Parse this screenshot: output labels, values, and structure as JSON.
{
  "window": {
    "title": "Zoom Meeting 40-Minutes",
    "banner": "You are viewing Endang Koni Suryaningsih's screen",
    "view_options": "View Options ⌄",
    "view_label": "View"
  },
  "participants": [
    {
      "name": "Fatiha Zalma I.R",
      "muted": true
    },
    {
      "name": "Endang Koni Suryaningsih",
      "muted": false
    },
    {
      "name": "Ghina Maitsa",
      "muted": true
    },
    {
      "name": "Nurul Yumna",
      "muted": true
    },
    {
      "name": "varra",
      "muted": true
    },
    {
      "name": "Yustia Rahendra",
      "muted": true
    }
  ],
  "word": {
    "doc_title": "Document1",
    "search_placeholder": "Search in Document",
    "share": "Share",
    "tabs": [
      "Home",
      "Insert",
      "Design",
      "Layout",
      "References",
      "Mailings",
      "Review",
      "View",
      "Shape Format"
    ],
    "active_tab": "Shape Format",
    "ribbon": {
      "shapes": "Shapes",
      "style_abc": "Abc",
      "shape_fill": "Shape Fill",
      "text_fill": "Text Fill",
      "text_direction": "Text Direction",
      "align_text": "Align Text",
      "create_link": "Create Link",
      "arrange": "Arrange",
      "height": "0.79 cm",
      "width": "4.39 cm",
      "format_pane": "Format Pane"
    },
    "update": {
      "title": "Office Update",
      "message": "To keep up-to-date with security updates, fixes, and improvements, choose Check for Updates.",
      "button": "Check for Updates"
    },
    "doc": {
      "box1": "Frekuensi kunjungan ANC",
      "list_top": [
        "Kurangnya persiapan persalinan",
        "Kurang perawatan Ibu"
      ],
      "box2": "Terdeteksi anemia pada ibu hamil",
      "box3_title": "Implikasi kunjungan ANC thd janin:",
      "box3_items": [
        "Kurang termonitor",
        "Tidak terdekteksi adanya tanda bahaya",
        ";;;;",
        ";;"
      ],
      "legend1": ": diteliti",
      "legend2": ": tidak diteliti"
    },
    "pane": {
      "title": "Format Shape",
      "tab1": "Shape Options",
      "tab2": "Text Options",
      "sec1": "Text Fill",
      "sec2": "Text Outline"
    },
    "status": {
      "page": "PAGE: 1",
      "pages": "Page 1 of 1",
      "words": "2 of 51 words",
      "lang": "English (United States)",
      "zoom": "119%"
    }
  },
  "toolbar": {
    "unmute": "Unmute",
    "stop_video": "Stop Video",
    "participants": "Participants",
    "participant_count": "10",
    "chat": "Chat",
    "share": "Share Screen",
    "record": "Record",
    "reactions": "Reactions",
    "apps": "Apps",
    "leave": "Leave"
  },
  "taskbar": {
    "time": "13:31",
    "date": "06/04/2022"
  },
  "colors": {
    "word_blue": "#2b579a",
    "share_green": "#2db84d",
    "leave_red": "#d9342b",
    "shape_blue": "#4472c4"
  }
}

• **Directive**:
Some lines of the data above may hold the word "name"; report how many do, and nothing else.

• **Response for this exercise**:
6